> _Objective_: Reply with the count of lines holding "عليه", nothing more.

____________________

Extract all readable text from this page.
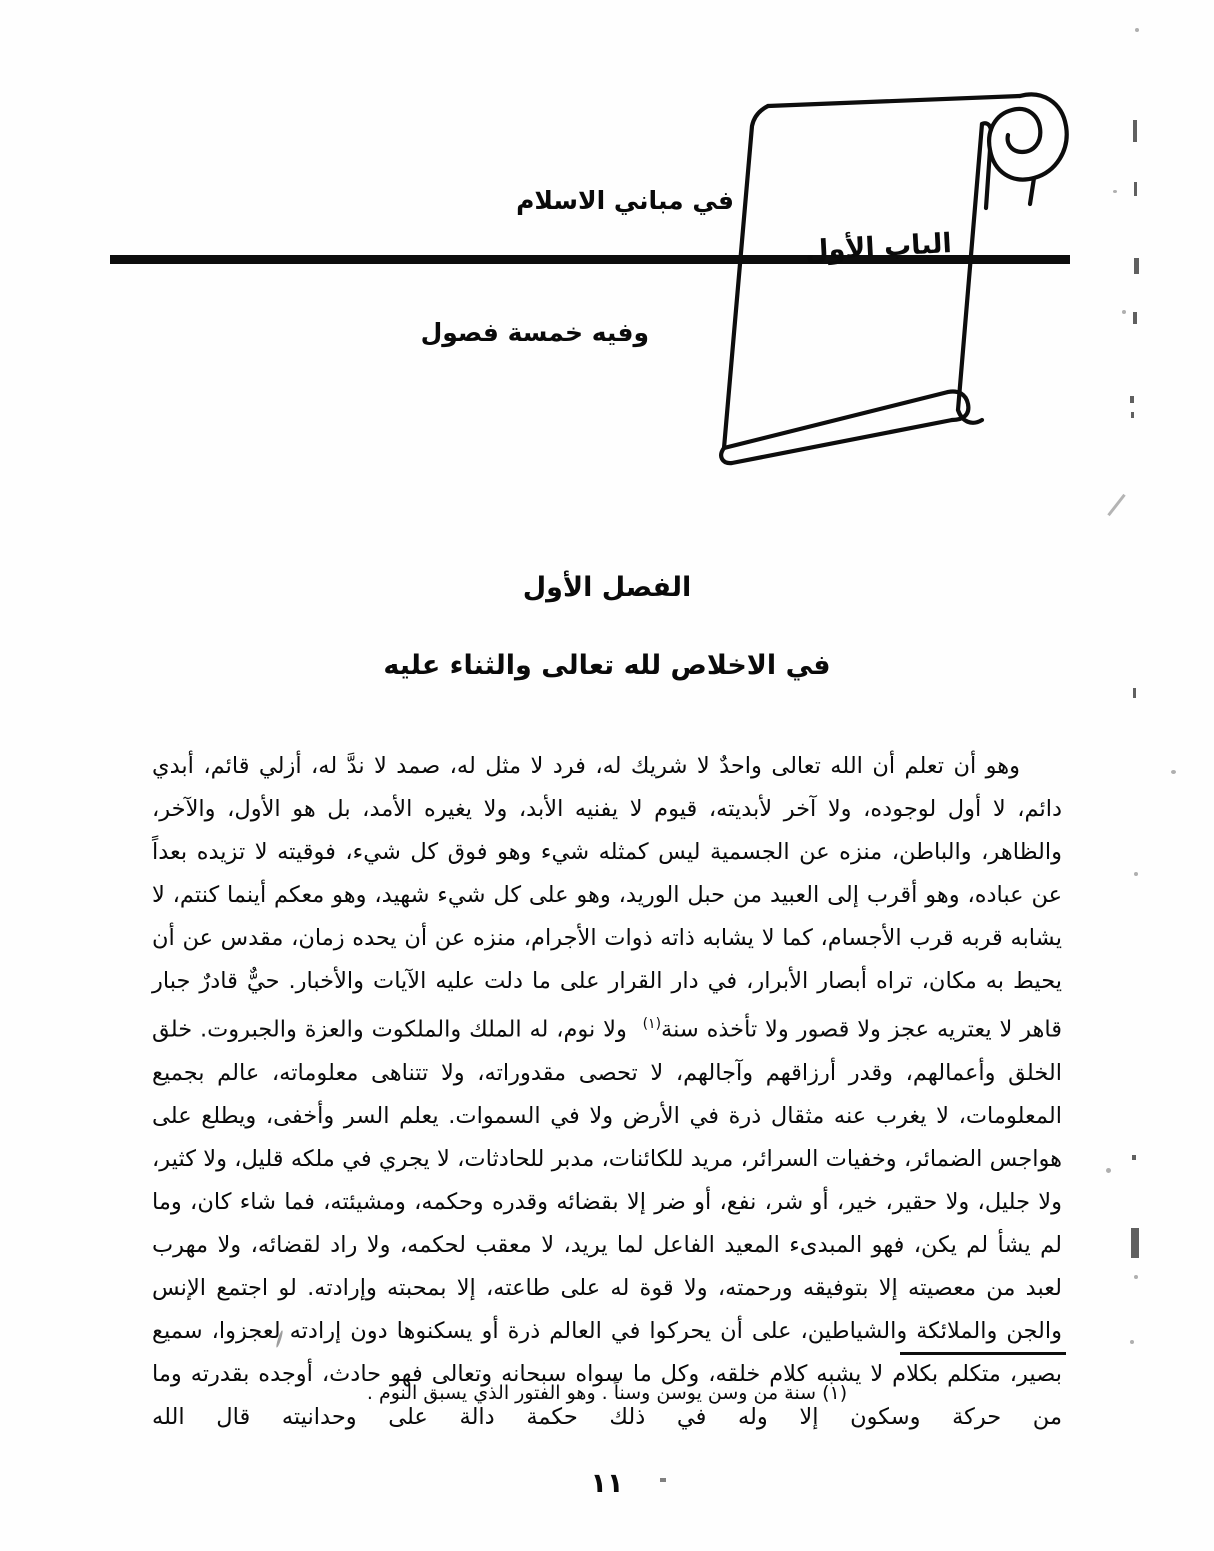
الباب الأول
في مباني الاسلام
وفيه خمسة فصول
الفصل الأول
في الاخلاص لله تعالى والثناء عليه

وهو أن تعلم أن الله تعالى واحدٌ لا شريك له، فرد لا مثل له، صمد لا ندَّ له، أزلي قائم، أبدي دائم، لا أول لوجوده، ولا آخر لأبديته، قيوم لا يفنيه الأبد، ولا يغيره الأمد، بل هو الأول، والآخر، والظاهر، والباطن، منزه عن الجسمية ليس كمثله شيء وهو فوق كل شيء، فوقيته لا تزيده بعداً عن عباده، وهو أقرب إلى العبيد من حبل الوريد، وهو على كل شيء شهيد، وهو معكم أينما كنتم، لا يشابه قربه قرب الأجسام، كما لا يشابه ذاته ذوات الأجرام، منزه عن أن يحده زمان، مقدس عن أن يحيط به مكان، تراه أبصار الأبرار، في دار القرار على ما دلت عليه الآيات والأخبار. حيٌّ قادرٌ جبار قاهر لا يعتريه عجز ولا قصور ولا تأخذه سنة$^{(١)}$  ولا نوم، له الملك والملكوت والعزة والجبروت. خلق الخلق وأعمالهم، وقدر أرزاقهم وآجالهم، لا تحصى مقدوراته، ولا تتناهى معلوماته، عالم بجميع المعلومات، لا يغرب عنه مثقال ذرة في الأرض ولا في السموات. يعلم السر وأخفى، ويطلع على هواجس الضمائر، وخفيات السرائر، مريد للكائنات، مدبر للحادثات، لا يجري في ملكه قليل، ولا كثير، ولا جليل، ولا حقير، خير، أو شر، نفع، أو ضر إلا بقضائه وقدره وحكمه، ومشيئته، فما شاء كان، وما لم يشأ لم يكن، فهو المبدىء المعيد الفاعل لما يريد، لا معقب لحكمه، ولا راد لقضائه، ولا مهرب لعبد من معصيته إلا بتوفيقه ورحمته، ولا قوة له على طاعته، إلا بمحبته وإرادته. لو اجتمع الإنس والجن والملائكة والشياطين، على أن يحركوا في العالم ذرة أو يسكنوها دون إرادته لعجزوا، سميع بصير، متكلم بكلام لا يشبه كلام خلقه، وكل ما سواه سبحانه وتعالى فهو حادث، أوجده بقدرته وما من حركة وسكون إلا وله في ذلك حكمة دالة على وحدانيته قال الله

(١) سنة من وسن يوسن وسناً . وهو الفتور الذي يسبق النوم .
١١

____________________

> _Task response_: 2